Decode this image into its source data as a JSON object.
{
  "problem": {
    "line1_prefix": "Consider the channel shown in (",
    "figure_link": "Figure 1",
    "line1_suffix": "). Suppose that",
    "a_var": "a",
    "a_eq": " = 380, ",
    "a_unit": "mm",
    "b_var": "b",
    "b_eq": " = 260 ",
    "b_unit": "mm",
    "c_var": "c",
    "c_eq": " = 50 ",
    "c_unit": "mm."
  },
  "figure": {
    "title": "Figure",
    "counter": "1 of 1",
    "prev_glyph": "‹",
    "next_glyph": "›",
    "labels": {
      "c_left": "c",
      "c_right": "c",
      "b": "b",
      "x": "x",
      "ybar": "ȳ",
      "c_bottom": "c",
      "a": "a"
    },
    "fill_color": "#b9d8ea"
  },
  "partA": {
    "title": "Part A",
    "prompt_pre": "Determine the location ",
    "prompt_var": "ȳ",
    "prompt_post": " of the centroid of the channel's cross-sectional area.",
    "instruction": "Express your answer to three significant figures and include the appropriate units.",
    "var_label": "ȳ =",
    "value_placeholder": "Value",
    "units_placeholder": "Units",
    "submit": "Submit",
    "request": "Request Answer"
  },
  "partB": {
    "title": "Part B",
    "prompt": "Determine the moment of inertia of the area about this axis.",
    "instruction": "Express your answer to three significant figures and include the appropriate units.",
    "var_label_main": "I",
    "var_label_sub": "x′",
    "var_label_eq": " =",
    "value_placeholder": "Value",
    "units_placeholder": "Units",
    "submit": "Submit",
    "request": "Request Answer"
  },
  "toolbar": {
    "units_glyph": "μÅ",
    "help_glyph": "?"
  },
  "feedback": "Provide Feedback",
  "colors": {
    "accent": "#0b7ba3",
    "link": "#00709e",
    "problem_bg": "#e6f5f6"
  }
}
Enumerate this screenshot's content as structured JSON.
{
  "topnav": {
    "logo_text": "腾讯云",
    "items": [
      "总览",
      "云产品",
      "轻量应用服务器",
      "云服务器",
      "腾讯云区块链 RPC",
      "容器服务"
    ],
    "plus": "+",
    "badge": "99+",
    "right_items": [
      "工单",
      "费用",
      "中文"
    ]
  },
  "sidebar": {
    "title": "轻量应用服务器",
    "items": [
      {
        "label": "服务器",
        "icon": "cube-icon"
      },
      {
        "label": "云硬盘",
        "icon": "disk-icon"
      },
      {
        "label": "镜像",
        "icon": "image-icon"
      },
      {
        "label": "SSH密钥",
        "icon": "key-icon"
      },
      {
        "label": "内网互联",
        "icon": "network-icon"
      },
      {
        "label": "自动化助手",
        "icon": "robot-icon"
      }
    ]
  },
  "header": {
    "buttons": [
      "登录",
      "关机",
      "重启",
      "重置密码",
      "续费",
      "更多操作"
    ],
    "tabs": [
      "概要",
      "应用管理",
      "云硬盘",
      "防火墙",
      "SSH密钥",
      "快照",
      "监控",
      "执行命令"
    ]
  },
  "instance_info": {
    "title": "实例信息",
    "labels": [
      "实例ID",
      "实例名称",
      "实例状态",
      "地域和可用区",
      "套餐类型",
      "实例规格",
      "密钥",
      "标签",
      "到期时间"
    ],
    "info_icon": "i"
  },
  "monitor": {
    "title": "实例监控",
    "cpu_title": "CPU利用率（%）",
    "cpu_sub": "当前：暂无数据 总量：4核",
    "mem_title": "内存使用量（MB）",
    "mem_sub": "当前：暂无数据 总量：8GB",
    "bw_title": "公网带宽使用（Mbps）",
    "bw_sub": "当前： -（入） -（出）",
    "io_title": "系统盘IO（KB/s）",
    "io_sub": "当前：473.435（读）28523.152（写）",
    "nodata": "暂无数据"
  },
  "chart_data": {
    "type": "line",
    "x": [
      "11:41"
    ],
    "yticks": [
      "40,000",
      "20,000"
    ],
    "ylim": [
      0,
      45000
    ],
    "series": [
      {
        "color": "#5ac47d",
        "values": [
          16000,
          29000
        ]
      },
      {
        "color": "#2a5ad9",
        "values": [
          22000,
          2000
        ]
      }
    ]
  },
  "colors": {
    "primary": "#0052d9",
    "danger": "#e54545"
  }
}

::::::

= WHAT YOU SHOULD DO =
Extract all of the data exactly as written.

= WRITTEN SOLUTION =
Decode this image into its source data as a JSON object.
{
  "problem": {
    "line1_prefix": "Consider the channel shown in (",
    "figure_link": "Figure 1",
    "line1_suffix": "). Suppose that",
    "a_var": "a",
    "a_eq": " = 380, ",
    "a_unit": "mm",
    "b_var": "b",
    "b_eq": " = 260 ",
    "b_unit": "mm",
    "c_var": "c",
    "c_eq": " = 50 ",
    "c_unit": "mm."
  },
  "figure": {
    "title": "Figure",
    "counter": "1 of 1",
    "prev_glyph": "‹",
    "next_glyph": "›",
    "labels": {
      "c_left": "c",
      "c_right": "c",
      "b": "b",
      "x": "x",
      "ybar": "ȳ",
      "c_bottom": "c",
      "a": "a"
    },
    "fill_color": "#b9d8ea"
  },
  "partA": {
    "title": "Part A",
    "prompt_pre": "Determine the location ",
    "prompt_var": "ȳ",
    "prompt_post": " of the centroid of the channel's cross-sectional area.",
    "instruction": "Express your answer to three significant figures and include the appropriate units.",
    "var_label": "ȳ =",
    "value_placeholder": "Value",
    "units_placeholder": "Units",
    "submit": "Submit",
    "request": "Request Answer"
  },
  "partB": {
    "title": "Part B",
    "prompt": "Determine the moment of inertia of the area about this axis.",
    "instruction": "Express your answer to three significant figures and include the appropriate units.",
    "var_label_main": "I",
    "var_label_sub": "x′",
    "var_label_eq": " =",
    "value_placeholder": "Value",
    "units_placeholder": "Units",
    "submit": "Submit",
    "request": "Request Answer"
  },
  "toolbar": {
    "units_glyph": "μÅ",
    "help_glyph": "?"
  },
  "feedback": "Provide Feedback",
  "colors": {
    "accent": "#0b7ba3",
    "link": "#00709e",
    "problem_bg": "#e6f5f6"
  }
}
Enumerate this screenshot's content as structured JSON.
{
  "topnav": {
    "logo_text": "腾讯云",
    "items": [
      "总览",
      "云产品",
      "轻量应用服务器",
      "云服务器",
      "腾讯云区块链 RPC",
      "容器服务"
    ],
    "plus": "+",
    "badge": "99+",
    "right_items": [
      "工单",
      "费用",
      "中文"
    ]
  },
  "sidebar": {
    "title": "轻量应用服务器",
    "items": [
      {
        "label": "服务器",
        "icon": "cube-icon"
      },
      {
        "label": "云硬盘",
        "icon": "disk-icon"
      },
      {
        "label": "镜像",
        "icon": "image-icon"
      },
      {
        "label": "SSH密钥",
        "icon": "key-icon"
      },
      {
        "label": "内网互联",
        "icon": "network-icon"
      },
      {
        "label": "自动化助手",
        "icon": "robot-icon"
      }
    ]
  },
  "header": {
    "buttons": [
      "登录",
      "关机",
      "重启",
      "重置密码",
      "续费",
      "更多操作"
    ],
    "tabs": [
      "概要",
      "应用管理",
      "云硬盘",
      "防火墙",
      "SSH密钥",
      "快照",
      "监控",
      "执行命令"
    ]
  },
  "instance_info": {
    "title": "实例信息",
    "labels": [
      "实例ID",
      "实例名称",
      "实例状态",
      "地域和可用区",
      "套餐类型",
      "实例规格",
      "密钥",
      "标签",
      "到期时间"
    ],
    "info_icon": "i"
  },
  "monitor": {
    "title": "实例监控",
    "cpu_title": "CPU利用率（%）",
    "cpu_sub": "当前：暂无数据 总量：4核",
    "mem_title": "内存使用量（MB）",
    "mem_sub": "当前：暂无数据 总量：8GB",
    "bw_title": "公网带宽使用（Mbps）",
    "bw_sub": "当前： -（入） -（出）",
    "io_title": "系统盘IO（KB/s）",
    "io_sub": "当前：473.435（读）28523.152（写）",
    "nodata": "暂无数据"
  },
  "chart_data": {
    "type": "line",
    "x": [
      "11:41"
    ],
    "yticks": [
      "40,000",
      "20,000"
    ],
    "ylim": [
      0,
      45000
    ],
    "series": [
      {
        "color": "#5ac47d",
        "values": [
          16000,
          29000
        ]
      },
      {
        "color": "#2a5ad9",
        "values": [
          22000,
          2000
        ]
      }
    ]
  },
  "colors": {
    "primary": "#0052d9",
    "danger": "#e54545"
  }
}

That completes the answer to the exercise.